[Stated problem]
Return these lines with every character unchanged.

[Records for this task]
————————
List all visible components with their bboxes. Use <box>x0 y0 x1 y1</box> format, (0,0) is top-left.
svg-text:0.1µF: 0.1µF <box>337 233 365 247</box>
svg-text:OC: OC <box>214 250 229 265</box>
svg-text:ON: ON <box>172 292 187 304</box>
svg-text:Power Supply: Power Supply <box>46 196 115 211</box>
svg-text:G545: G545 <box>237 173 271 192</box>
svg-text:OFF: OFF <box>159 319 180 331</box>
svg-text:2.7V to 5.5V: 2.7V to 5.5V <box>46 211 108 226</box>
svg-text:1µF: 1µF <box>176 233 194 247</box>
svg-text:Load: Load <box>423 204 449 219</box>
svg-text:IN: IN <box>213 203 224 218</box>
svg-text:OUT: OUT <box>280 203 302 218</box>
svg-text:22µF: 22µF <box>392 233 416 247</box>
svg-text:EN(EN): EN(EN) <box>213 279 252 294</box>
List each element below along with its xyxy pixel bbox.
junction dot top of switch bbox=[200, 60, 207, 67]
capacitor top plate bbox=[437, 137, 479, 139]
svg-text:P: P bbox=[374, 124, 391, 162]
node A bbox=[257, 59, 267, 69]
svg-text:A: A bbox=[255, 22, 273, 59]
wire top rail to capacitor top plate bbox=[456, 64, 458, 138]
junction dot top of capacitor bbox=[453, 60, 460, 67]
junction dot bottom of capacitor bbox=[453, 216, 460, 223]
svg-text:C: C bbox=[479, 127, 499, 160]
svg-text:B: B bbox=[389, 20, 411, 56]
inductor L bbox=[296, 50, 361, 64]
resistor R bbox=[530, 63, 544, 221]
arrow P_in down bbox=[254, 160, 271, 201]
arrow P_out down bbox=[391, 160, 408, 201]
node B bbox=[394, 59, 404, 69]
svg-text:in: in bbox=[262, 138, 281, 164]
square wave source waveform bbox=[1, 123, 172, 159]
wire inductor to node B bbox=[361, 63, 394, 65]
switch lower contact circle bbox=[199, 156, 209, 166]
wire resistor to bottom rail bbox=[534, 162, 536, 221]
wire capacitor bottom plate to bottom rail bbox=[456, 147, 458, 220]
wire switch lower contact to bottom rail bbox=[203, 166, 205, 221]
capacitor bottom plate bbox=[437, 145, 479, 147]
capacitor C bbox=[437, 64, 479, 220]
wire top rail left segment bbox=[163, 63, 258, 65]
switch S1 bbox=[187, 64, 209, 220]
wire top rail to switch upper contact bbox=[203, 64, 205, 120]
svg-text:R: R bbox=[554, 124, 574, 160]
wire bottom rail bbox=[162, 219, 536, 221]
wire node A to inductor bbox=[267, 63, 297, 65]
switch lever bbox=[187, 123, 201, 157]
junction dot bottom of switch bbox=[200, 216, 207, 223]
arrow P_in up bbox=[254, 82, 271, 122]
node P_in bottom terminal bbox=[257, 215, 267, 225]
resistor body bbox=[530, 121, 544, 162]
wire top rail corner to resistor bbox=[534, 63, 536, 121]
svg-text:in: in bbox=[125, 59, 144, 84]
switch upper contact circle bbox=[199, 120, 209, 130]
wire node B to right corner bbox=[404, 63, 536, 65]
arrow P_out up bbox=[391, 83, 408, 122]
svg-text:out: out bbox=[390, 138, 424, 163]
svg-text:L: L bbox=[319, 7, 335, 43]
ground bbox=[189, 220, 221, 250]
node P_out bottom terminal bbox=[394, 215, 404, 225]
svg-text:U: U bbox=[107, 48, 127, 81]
————————
[Output]
List all visible components with their bboxes. Use <box>x0 y0 x1 y1</box> format, (0,0) is top-left.
svg-text:0.1µF: 0.1µF <box>337 233 365 247</box>
svg-text:OC: OC <box>214 250 229 265</box>
svg-text:ON: ON <box>172 292 187 304</box>
svg-text:Power Supply: Power Supply <box>46 196 115 211</box>
svg-text:G545: G545 <box>237 173 271 192</box>
svg-text:OFF: OFF <box>159 319 180 331</box>
svg-text:2.7V to 5.5V: 2.7V to 5.5V <box>46 211 108 226</box>
svg-text:1µF: 1µF <box>176 233 194 247</box>
svg-text:Load: Load <box>423 204 449 219</box>
svg-text:IN: IN <box>213 203 224 218</box>
svg-text:OUT: OUT <box>280 203 302 218</box>
svg-text:22µF: 22µF <box>392 233 416 247</box>
svg-text:EN(EN): EN(EN) <box>213 279 252 294</box>
List each element below along with its xyxy pixel bbox.
junction dot top of switch bbox=[200, 60, 207, 67]
capacitor top plate bbox=[437, 137, 479, 139]
svg-text:P: P bbox=[374, 124, 391, 162]
node A bbox=[257, 59, 267, 69]
svg-text:A: A bbox=[255, 22, 273, 59]
wire top rail to capacitor top plate bbox=[456, 64, 458, 138]
junction dot top of capacitor bbox=[453, 60, 460, 67]
junction dot bottom of capacitor bbox=[453, 216, 460, 223]
svg-text:C: C bbox=[479, 127, 499, 160]
svg-text:B: B bbox=[389, 20, 411, 56]
inductor L bbox=[296, 50, 361, 64]
resistor R bbox=[530, 63, 544, 221]
arrow P_in down bbox=[254, 160, 271, 201]
arrow P_out down bbox=[391, 160, 408, 201]
node B bbox=[394, 59, 404, 69]
svg-text:in: in bbox=[262, 138, 281, 164]
square wave source waveform bbox=[1, 123, 172, 159]
wire inductor to node B bbox=[361, 63, 394, 65]
switch lower contact circle bbox=[199, 156, 209, 166]
wire resistor to bottom rail bbox=[534, 162, 536, 221]
wire capacitor bottom plate to bottom rail bbox=[456, 147, 458, 220]
wire switch lower contact to bottom rail bbox=[203, 166, 205, 221]
capacitor bottom plate bbox=[437, 145, 479, 147]
capacitor C bbox=[437, 64, 479, 220]
wire top rail left segment bbox=[163, 63, 258, 65]
switch S1 bbox=[187, 64, 209, 220]
wire top rail to switch upper contact bbox=[203, 64, 205, 120]
svg-text:R: R bbox=[554, 124, 574, 160]
wire bottom rail bbox=[162, 219, 536, 221]
wire node A to inductor bbox=[267, 63, 297, 65]
switch lever bbox=[187, 123, 201, 157]
junction dot bottom of switch bbox=[200, 216, 207, 223]
arrow P_in up bbox=[254, 82, 271, 122]
node P_in bottom terminal bbox=[257, 215, 267, 225]
resistor body bbox=[530, 121, 544, 162]
wire top rail corner to resistor bbox=[534, 63, 536, 121]
svg-text:in: in bbox=[125, 59, 144, 84]
switch upper contact circle bbox=[199, 120, 209, 130]
wire node B to right corner bbox=[404, 63, 536, 65]
arrow P_out up bbox=[391, 83, 408, 122]
svg-text:out: out bbox=[390, 138, 424, 163]
svg-text:L: L bbox=[319, 7, 335, 43]
ground bbox=[189, 220, 221, 250]
node P_out bottom terminal bbox=[394, 215, 404, 225]
svg-text:U: U bbox=[107, 48, 127, 81]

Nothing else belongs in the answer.